AIM: Pull out every line below that holds the word "liqueur".

** Start of PROVIDED INFORMATION **

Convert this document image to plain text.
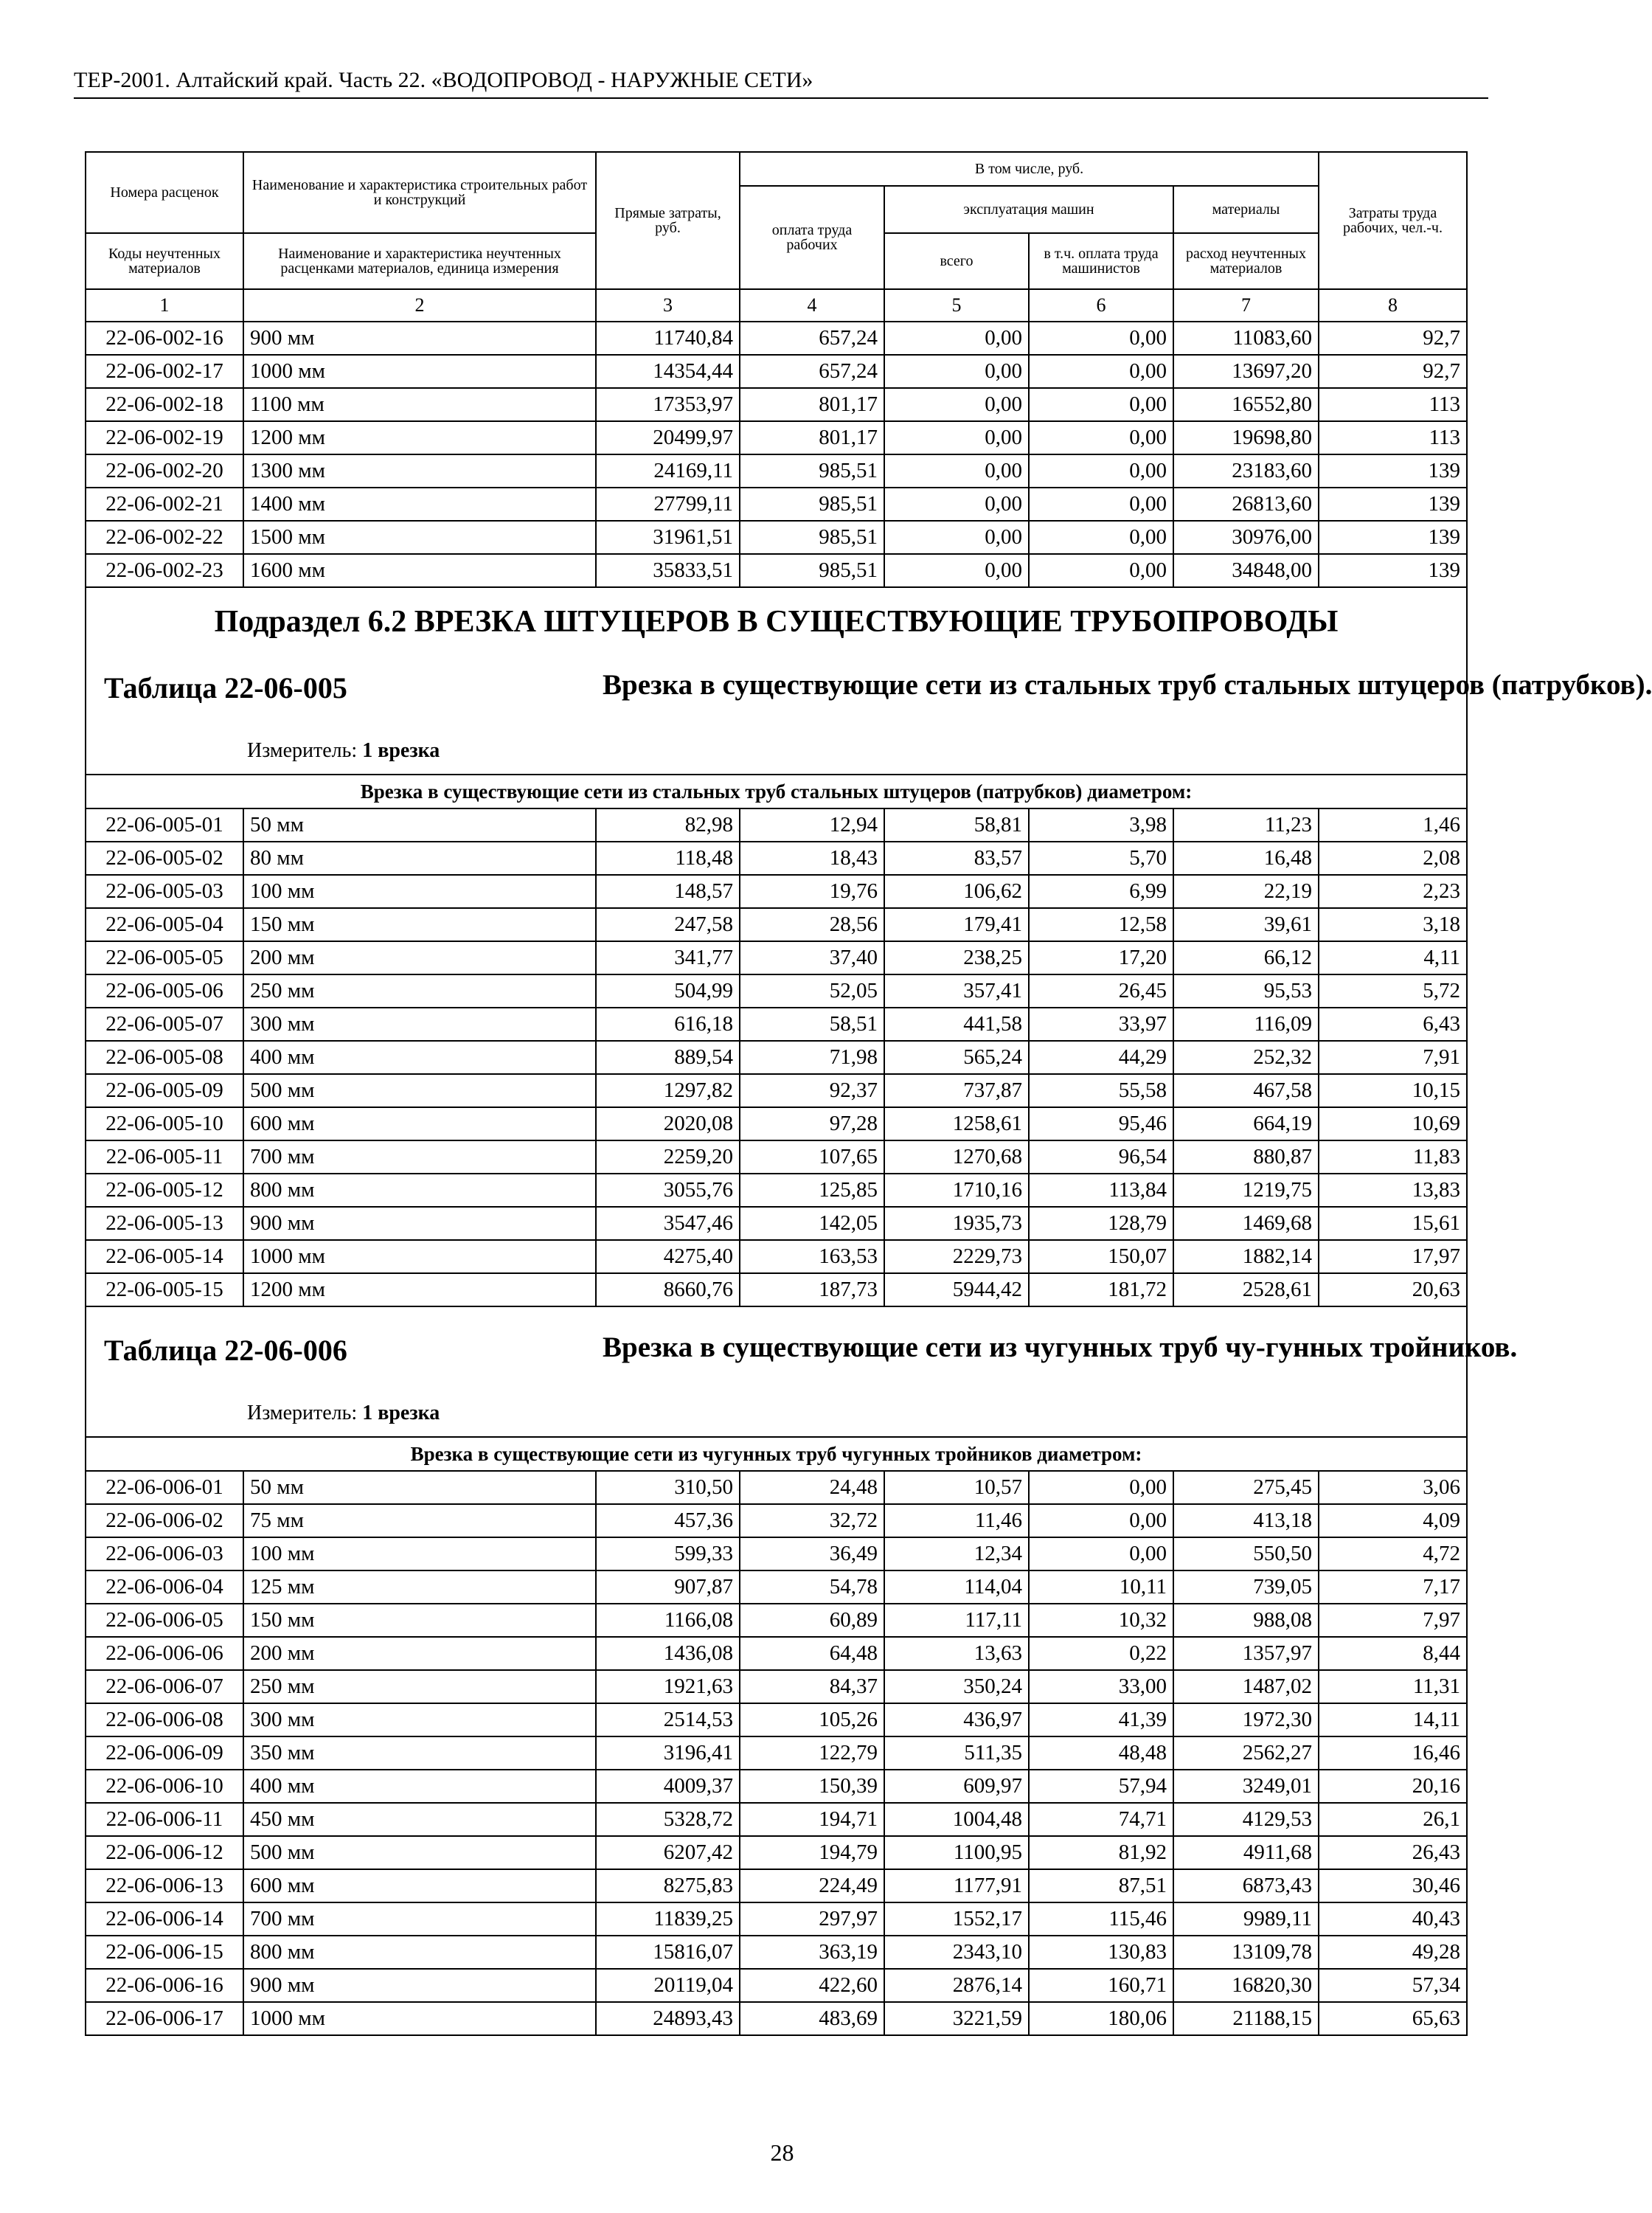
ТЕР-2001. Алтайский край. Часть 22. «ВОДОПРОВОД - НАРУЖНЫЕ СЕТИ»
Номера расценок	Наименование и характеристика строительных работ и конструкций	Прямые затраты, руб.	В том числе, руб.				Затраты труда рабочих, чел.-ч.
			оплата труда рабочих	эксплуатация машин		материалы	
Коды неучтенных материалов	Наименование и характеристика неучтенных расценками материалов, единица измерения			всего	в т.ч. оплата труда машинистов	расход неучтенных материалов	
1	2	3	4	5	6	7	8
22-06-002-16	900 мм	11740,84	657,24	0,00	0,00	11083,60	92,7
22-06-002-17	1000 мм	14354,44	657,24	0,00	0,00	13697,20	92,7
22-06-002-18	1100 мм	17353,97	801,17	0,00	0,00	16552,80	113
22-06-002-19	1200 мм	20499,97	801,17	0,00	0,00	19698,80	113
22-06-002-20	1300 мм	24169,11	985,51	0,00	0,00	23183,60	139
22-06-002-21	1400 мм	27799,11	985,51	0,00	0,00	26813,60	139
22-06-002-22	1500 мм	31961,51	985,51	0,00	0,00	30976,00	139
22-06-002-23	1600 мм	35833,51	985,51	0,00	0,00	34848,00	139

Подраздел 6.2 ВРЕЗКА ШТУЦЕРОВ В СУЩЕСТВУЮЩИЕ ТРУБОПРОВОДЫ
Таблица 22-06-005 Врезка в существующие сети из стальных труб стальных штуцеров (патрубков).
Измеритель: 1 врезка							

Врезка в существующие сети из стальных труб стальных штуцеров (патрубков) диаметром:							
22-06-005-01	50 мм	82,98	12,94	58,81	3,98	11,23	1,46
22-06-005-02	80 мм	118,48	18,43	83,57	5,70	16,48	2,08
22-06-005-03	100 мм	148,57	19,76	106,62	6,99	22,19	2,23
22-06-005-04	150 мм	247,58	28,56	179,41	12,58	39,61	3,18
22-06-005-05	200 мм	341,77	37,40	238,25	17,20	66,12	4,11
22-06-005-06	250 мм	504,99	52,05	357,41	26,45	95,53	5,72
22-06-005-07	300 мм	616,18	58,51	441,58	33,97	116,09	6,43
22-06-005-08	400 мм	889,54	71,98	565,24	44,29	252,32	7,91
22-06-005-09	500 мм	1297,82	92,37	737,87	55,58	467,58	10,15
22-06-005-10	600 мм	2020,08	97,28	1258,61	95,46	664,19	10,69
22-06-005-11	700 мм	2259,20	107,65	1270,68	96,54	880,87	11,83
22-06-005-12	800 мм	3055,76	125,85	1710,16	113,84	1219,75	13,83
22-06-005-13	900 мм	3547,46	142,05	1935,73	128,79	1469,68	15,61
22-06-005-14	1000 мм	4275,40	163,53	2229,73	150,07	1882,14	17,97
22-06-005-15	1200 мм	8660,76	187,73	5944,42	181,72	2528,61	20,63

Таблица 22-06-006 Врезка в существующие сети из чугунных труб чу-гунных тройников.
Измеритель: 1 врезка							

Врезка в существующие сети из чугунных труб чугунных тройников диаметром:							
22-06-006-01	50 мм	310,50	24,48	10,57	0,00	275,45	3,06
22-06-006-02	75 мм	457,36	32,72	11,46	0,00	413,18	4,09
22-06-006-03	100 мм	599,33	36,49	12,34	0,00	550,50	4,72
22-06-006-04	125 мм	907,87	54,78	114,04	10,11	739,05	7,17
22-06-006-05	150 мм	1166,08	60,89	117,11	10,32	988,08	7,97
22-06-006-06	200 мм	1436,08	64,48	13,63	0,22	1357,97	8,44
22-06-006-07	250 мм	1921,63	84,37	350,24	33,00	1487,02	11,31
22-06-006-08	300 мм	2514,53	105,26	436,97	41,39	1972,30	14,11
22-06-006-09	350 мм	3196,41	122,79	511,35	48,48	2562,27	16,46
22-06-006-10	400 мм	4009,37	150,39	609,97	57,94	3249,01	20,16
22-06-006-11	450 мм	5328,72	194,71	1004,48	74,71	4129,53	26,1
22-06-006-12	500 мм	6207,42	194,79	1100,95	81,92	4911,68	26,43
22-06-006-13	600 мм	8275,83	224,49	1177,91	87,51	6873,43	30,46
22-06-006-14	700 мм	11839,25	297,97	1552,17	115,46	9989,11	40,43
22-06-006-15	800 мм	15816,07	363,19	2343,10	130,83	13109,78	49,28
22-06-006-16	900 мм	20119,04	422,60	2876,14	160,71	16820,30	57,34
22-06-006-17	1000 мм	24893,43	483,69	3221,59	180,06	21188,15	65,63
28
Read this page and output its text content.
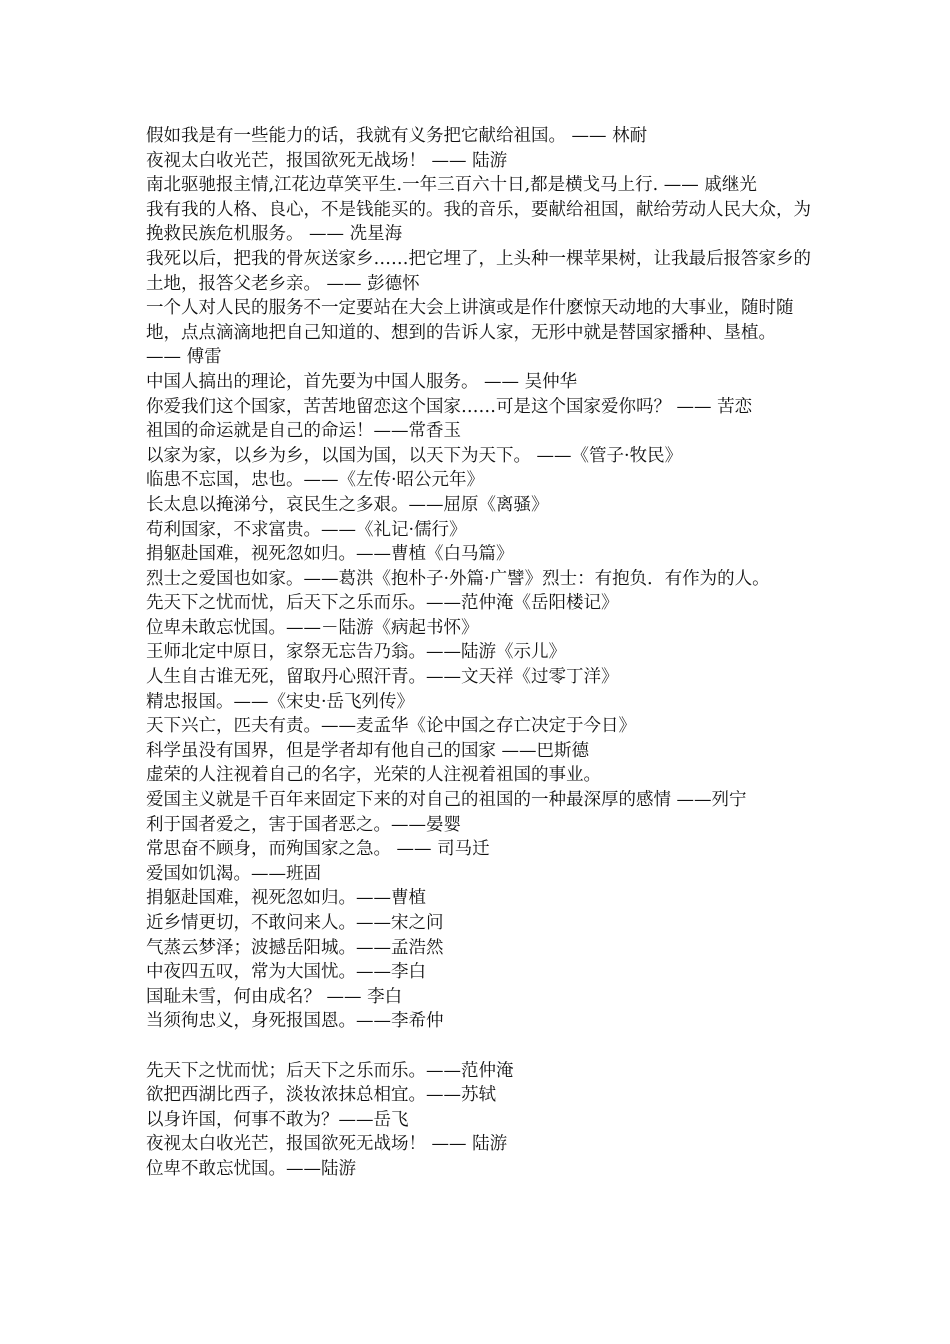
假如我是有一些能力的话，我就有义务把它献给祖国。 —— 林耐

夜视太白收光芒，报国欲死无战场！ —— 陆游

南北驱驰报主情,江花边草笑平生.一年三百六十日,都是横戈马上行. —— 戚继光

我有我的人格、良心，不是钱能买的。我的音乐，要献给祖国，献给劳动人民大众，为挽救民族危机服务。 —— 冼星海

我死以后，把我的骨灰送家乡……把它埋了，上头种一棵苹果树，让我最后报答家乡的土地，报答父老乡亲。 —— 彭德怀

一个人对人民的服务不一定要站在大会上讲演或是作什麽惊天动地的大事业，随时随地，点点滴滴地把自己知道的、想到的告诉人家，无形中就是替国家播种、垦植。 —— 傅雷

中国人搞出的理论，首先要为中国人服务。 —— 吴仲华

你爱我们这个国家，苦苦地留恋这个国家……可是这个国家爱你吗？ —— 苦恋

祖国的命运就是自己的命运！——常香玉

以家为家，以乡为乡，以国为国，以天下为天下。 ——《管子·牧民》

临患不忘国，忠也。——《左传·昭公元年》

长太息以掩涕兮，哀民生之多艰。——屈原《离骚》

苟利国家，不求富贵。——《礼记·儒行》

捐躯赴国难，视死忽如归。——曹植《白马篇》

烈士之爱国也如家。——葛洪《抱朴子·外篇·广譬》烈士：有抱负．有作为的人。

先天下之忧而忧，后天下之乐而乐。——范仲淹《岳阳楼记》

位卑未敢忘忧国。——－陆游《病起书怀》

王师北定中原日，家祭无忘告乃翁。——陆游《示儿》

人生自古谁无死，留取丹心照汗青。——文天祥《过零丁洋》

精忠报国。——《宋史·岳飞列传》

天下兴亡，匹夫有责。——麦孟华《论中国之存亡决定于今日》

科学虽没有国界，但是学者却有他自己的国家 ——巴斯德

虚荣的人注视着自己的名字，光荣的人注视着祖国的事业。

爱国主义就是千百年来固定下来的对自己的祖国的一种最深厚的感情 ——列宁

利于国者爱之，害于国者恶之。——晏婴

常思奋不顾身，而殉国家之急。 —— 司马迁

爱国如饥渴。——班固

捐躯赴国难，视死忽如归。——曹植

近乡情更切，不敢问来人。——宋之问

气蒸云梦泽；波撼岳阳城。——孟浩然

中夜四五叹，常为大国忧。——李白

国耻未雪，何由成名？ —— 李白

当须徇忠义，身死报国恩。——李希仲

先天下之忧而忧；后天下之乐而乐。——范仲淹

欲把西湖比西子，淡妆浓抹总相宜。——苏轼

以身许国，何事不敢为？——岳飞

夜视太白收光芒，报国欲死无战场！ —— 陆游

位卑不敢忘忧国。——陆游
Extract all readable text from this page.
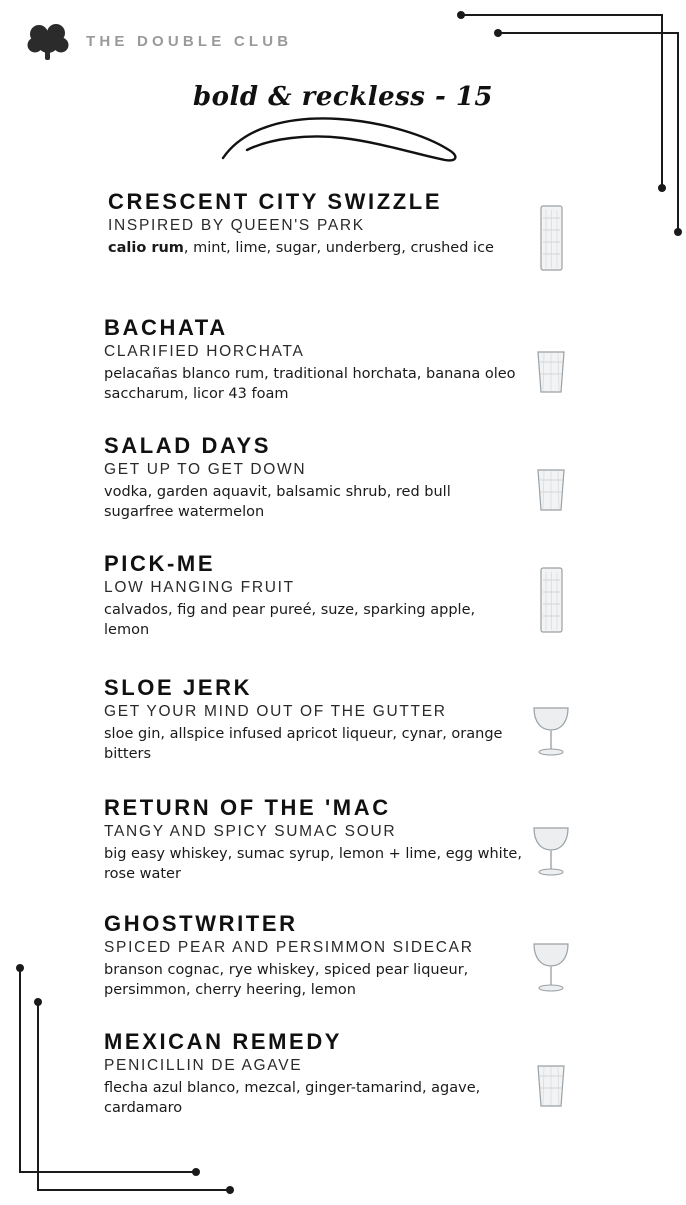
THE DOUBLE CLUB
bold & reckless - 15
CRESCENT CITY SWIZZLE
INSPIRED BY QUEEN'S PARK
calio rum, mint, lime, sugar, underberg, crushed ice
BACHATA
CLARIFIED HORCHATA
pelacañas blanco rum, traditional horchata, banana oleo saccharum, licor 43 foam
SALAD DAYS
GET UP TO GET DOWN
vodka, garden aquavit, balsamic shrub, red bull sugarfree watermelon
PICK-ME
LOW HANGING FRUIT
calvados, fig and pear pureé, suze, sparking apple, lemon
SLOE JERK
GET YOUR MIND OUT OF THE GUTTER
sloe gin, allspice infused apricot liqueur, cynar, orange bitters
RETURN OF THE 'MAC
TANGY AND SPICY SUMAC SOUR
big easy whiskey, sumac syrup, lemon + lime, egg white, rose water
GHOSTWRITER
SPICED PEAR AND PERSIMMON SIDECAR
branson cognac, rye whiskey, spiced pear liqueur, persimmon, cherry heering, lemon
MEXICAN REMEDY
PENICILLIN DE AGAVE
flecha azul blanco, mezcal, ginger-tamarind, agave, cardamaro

** End of PROVIDED INFORMATION **

SOLUTION:
sloe gin, allspice infused apricot liqueur, cynar, orange bitters
branson cognac, rye whiskey, spiced pear liqueur, persimmon, cherry heering, lemon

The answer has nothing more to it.